_Job_.
Begin at the line containing "Give me a plain-text" and give again every line to the end of the records, exactly, without the pictures.

_Task material_.
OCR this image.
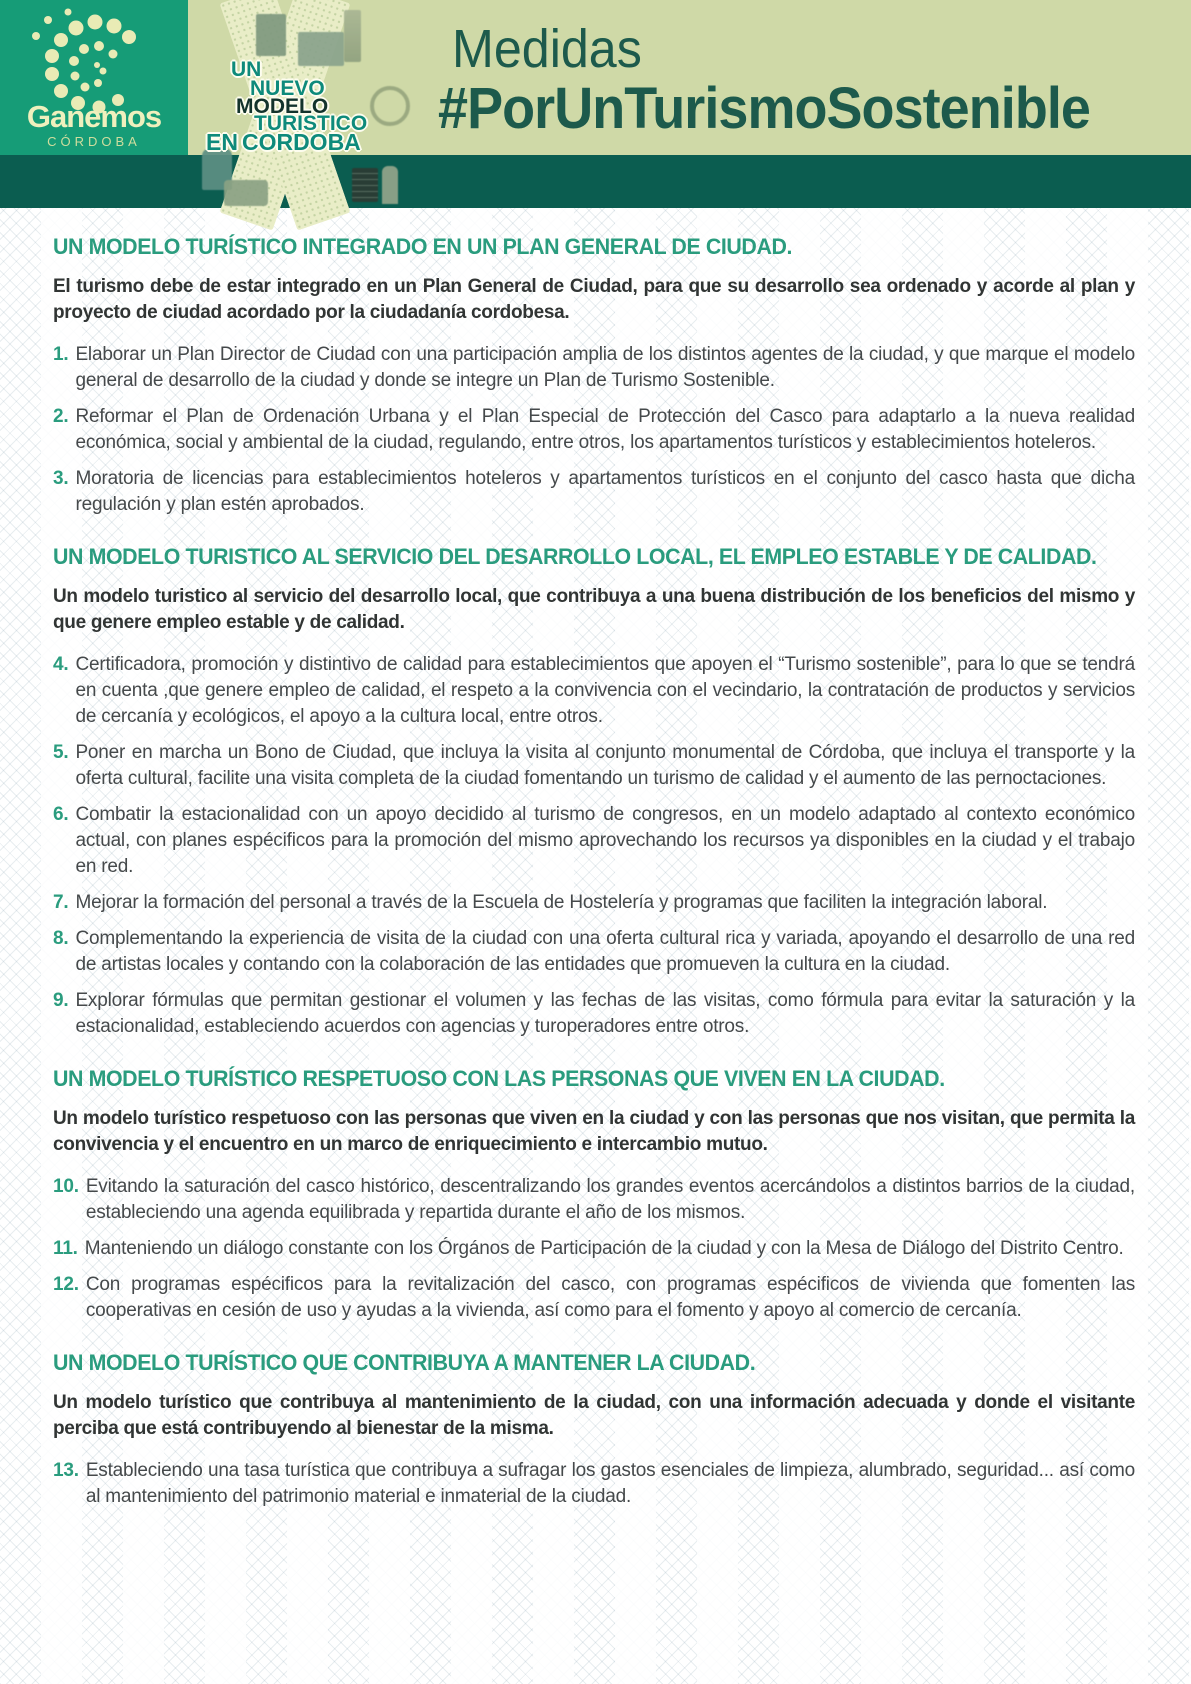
Ganemos
CÓRDOBA
UN
NUEVO
MODELO
TURISTICO
EN CORDOBA
Medidas
#PorUnTurismoSostenible
UN MODELO TURÍSTICO INTEGRADO EN UN PLAN GENERAL DE CIUDAD.

El turismo debe de estar integrado en un Plan General de Ciudad, para que su desarrollo sea ordenado y acorde al plan y proyecto de ciudad acordado por la ciudadanía cordobesa.

1. Elaborar un Plan Director de Ciudad con una participación amplia de los distintos agentes de la ciudad, y que marque el modelo general de desarrollo de la ciudad y donde se integre un Plan de Turismo Sostenible.
2. Reformar el Plan de Ordenación Urbana y el Plan Especial de Protección del Casco para adaptarlo a la nueva realidad económica, social y ambiental de la ciudad, regulando, entre otros, los apartamentos turísticos y establecimientos hoteleros.
3. Moratoria de licencias para establecimientos hoteleros y apartamentos turísticos en el conjunto del casco hasta que dicha regulación y plan estén aprobados.
UN MODELO TURISTICO AL SERVICIO DEL DESARROLLO LOCAL, EL EMPLEO ESTABLE Y DE CALIDAD.

Un modelo turistico al servicio del desarrollo local, que contribuya a una buena distribución de los beneficios del mismo y que genere empleo estable y de calidad.

4. Certificadora, promoción y distintivo de calidad para establecimientos que apoyen el “Turismo sostenible”, para lo que se tendrá en cuenta ,que genere empleo de calidad, el respeto a la convivencia con el vecindario, la contratación de productos y servicios de cercanía y ecológicos, el apoyo a la cultura local, entre otros.
5. Poner en marcha un Bono de Ciudad, que incluya la visita al conjunto monumental de Córdoba, que incluya el transporte y la oferta cultural, facilite una visita completa de la ciudad fomentando un turismo de calidad y el aumento de las pernoctaciones.
6. Combatir la estacionalidad con un apoyo decidido al turismo de congresos, en un modelo adaptado al contexto económico actual, con planes espécificos para la promoción del mismo aprovechando los recursos ya disponibles en la ciudad y el trabajo en red.
7. Mejorar la formación del personal a través de la Escuela de Hostelería y programas que faciliten la integración laboral.
8. Complementando la experiencia de visita de la ciudad con una oferta cultural rica y variada, apoyando el desarrollo de una red de artistas locales y contando con la colaboración de las entidades que promueven la cultura en la ciudad.
9. Explorar fórmulas que permitan gestionar el volumen y las fechas de las visitas, como fórmula para evitar la saturación y la estacionalidad, estableciendo acuerdos con agencias y turoperadores entre otros.
UN MODELO TURÍSTICO RESPETUOSO CON LAS PERSONAS QUE VIVEN EN LA CIUDAD.

Un modelo turístico respetuoso con las personas que viven en la ciudad y con las personas que nos visitan, que permita la convivencia y el encuentro en un marco de enriquecimiento e intercambio mutuo.

10. Evitando la saturación del casco histórico, descentralizando los grandes eventos acercándolos a distintos barrios de la ciudad, estableciendo una agenda equilibrada y repartida durante el año de los mismos.
11. Manteniendo un diálogo constante con los Órgános de Participación de la ciudad y con la Mesa de Diálogo del Distrito Centro.
12. Con programas espécificos para la revitalización del casco, con programas espécificos de vivienda que fomenten las cooperativas en cesión de uso y ayudas a la vivienda, así como para el fomento y apoyo al comercio de cercanía.
UN MODELO TURÍSTICO QUE CONTRIBUYA A MANTENER LA CIUDAD.

Un modelo turístico que contribuya al mantenimiento de la ciudad, con una información adecuada y donde el visitante perciba que está contribuyendo al bienestar de la misma.

13. Estableciendo una tasa turística que contribuya a sufragar los gastos esenciales de limpieza, alumbrado, seguridad... así como al mantenimiento del patrimonio material e inmaterial de la ciudad.
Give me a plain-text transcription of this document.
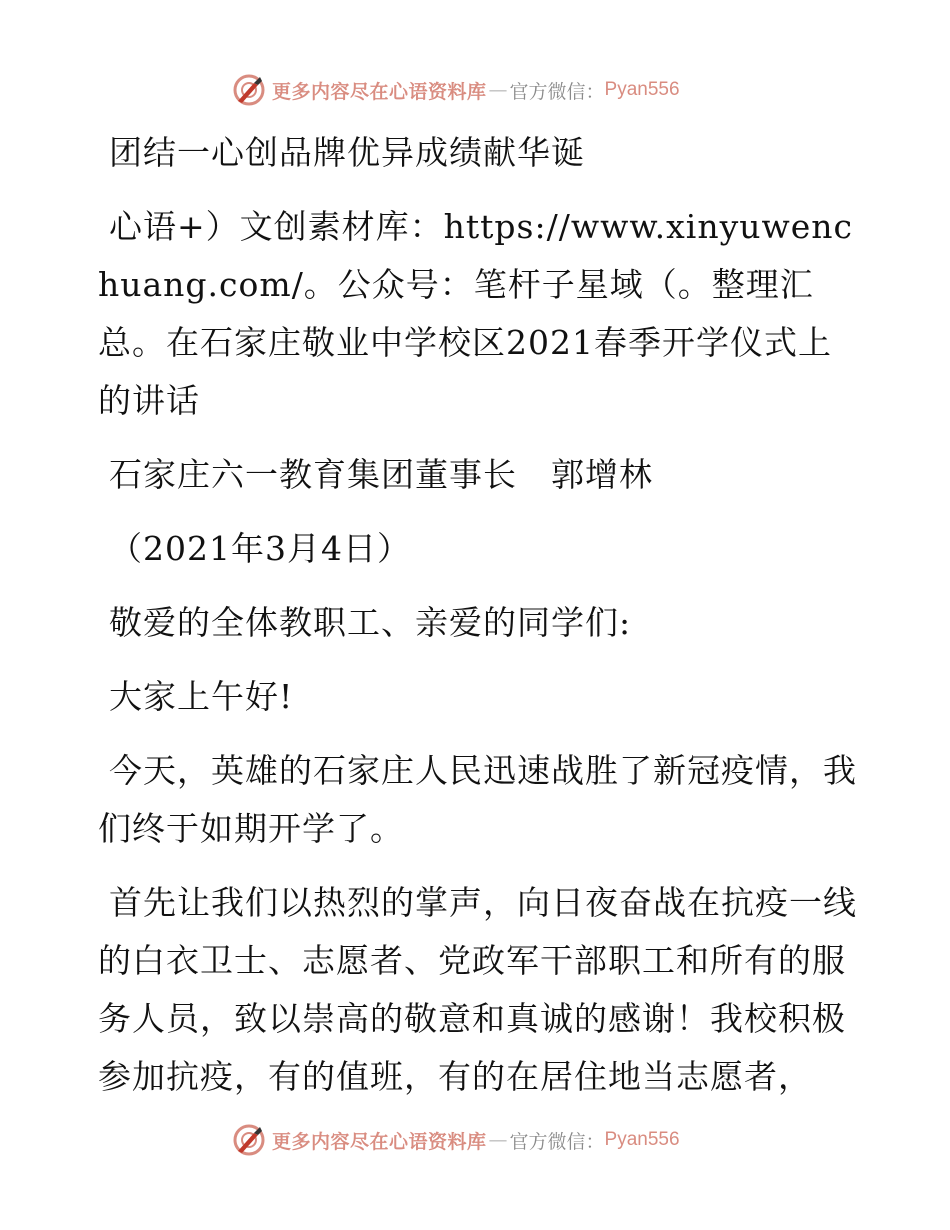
更多内容尽在心语资料库 — 官方微信： Pyan556

团结一心创品牌优异成绩献华诞

心语+）文创素材库：https://www.xinyuwenchuang.com/。公众号：笔杆子星域（。整理汇总。在石家庄敬业中学校区2021春季开学仪式上的讲话

石家庄六一教育集团董事长　郭增林

（2021年3月4日）

敬爱的全体教职工、亲爱的同学们:

大家上午好!

今天，英雄的石家庄人民迅速战胜了新冠疫情，我们终于如期开学了。

首先让我们以热烈的掌声，向日夜奋战在抗疫一线的白衣卫士、志愿者、党政军干部职工和所有的服务人员，致以崇高的敬意和真诚的感谢！我校积极参加抗疫，有的值班，有的在居住地当志愿者，

更多内容尽在心语资料库 — 官方微信： Pyan556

_Result for this exercise_.
Give me a plain-text transcription of this document.
更多内容尽在心语资料库 — 官方微信： Pyan556

团结一心创品牌优异成绩献华诞

心语+）文创素材库：https://www.xinyuwenchuang.com/。公众号：笔杆子星域（。整理汇总。在石家庄敬业中学校区2021春季开学仪式上的讲话

石家庄六一教育集团董事长　郭增林

（2021年3月4日）

敬爱的全体教职工、亲爱的同学们:

大家上午好!

今天，英雄的石家庄人民迅速战胜了新冠疫情，我们终于如期开学了。

首先让我们以热烈的掌声，向日夜奋战在抗疫一线的白衣卫士、志愿者、党政军干部职工和所有的服务人员，致以崇高的敬意和真诚的感谢！我校积极参加抗疫，有的值班，有的在居住地当志愿者，

更多内容尽在心语资料库 — 官方微信： Pyan556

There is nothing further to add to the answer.